What is needed:
Transcribe the listing exactly, leaving out every picture.

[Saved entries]
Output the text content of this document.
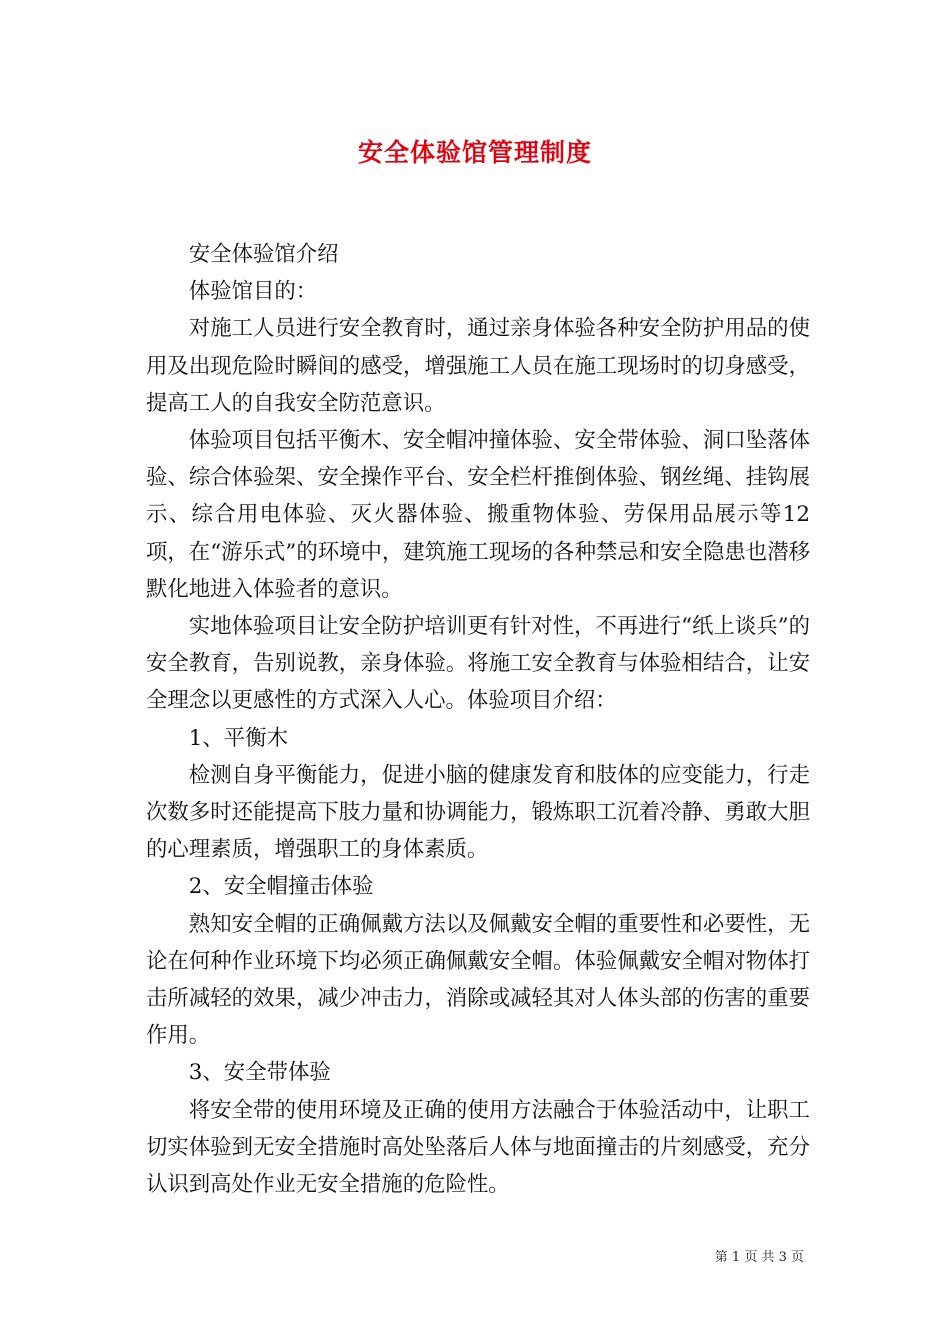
安全体验馆管理制度

安全体验馆介绍

体验馆目的：

对施工人员进行安全教育时，通过亲身体验各种安全防护用品的使用及出现危险时瞬间的感受，增强施工人员在施工现场时的切身感受，提高工人的自我安全防范意识。

体验项目包括平衡木、安全帽冲撞体验、安全带体验、洞口坠落体验、综合体验架、安全操作平台、安全栏杆推倒体验、钢丝绳、挂钩展示、综合用电体验、灭火器体验、搬重物体验、劳保用品展示等12项，在“游乐式”的环境中，建筑施工现场的各种禁忌和安全隐患也潜移默化地进入体验者的意识。

实地体验项目让安全防护培训更有针对性，不再进行“纸上谈兵”的安全教育，告别说教，亲身体验。将施工安全教育与体验相结合，让安全理念以更感性的方式深入人心。体验项目介绍：

1、平衡木

检测自身平衡能力，促进小脑的健康发育和肢体的应变能力，行走次数多时还能提高下肢力量和协调能力，锻炼职工沉着冷静、勇敢大胆的心理素质，增强职工的身体素质。

2、安全帽撞击体验

熟知安全帽的正确佩戴方法以及佩戴安全帽的重要性和必要性，无论在何种作业环境下均必须正确佩戴安全帽。体验佩戴安全帽对物体打击所减轻的效果，减少冲击力，消除或减轻其对人体头部的伤害的重要作用。

3、安全带体验

将安全带的使用环境及正确的使用方法融合于体验活动中，让职工切实体验到无安全措施时高处坠落后人体与地面撞击的片刻感受，充分认识到高处作业无安全措施的危险性。

第 1 页 共 3 页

Expected answer:
Output the text content of this document.
安全体验馆管理制度

安全体验馆介绍

体验馆目的：

对施工人员进行安全教育时，通过亲身体验各种安全防护用品的使用及出现危险时瞬间的感受，增强施工人员在施工现场时的切身感受，提高工人的自我安全防范意识。

体验项目包括平衡木、安全帽冲撞体验、安全带体验、洞口坠落体验、综合体验架、安全操作平台、安全栏杆推倒体验、钢丝绳、挂钩展示、综合用电体验、灭火器体验、搬重物体验、劳保用品展示等12项，在“游乐式”的环境中，建筑施工现场的各种禁忌和安全隐患也潜移默化地进入体验者的意识。

实地体验项目让安全防护培训更有针对性，不再进行“纸上谈兵”的安全教育，告别说教，亲身体验。将施工安全教育与体验相结合，让安全理念以更感性的方式深入人心。体验项目介绍：

1、平衡木

检测自身平衡能力，促进小脑的健康发育和肢体的应变能力，行走次数多时还能提高下肢力量和协调能力，锻炼职工沉着冷静、勇敢大胆的心理素质，增强职工的身体素质。

2、安全帽撞击体验

熟知安全帽的正确佩戴方法以及佩戴安全帽的重要性和必要性，无论在何种作业环境下均必须正确佩戴安全帽。体验佩戴安全帽对物体打击所减轻的效果，减少冲击力，消除或减轻其对人体头部的伤害的重要作用。

3、安全带体验

将安全带的使用环境及正确的使用方法融合于体验活动中，让职工切实体验到无安全措施时高处坠落后人体与地面撞击的片刻感受，充分认识到高处作业无安全措施的危险性。

第 1 页 共 3 页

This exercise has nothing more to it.